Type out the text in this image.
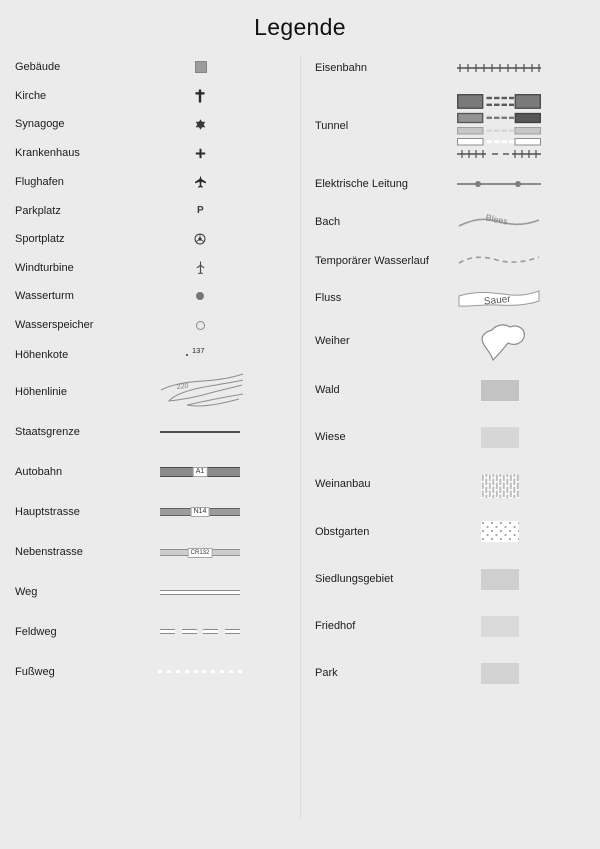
Legende
Gebäude
Kirche
Synagoge
Krankenhaus
Flughafen
Parkplatz
Sportplatz
Windturbine
Wasserturm
Wasserspeicher
Höhenkote
Höhenlinie
Staatsgrenze
Autobahn
Hauptstrasse
Nebenstrasse
Weg
Feldweg
Fußweg
P
137
220
A1
N14
CR132
Eisenbahn
Tunnel
Elektrische Leitung
Bach
Temporärer Wasserlauf
Fluss
Weiher
Wald
Wiese
Weinanbau
Obstgarten
Siedlungsgebiet
Friedhof
Park
Blees
Sauer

----------

Your instructions:
Write out each entry exactly as given, omitting any picture.

Task result:
Type out the text in this image.
Legende
Gebäude
Kirche
Synagoge
Krankenhaus
Flughafen
Parkplatz
Sportplatz
Windturbine
Wasserturm
Wasserspeicher
Höhenkote
Höhenlinie
Staatsgrenze
Autobahn
Hauptstrasse
Nebenstrasse
Weg
Feldweg
Fußweg
P
137
220
A1
N14
CR132
Eisenbahn
Tunnel
Elektrische Leitung
Bach
Temporärer Wasserlauf
Fluss
Weiher
Wald
Wiese
Weinanbau
Obstgarten
Siedlungsgebiet
Friedhof
Park
Blees
Sauer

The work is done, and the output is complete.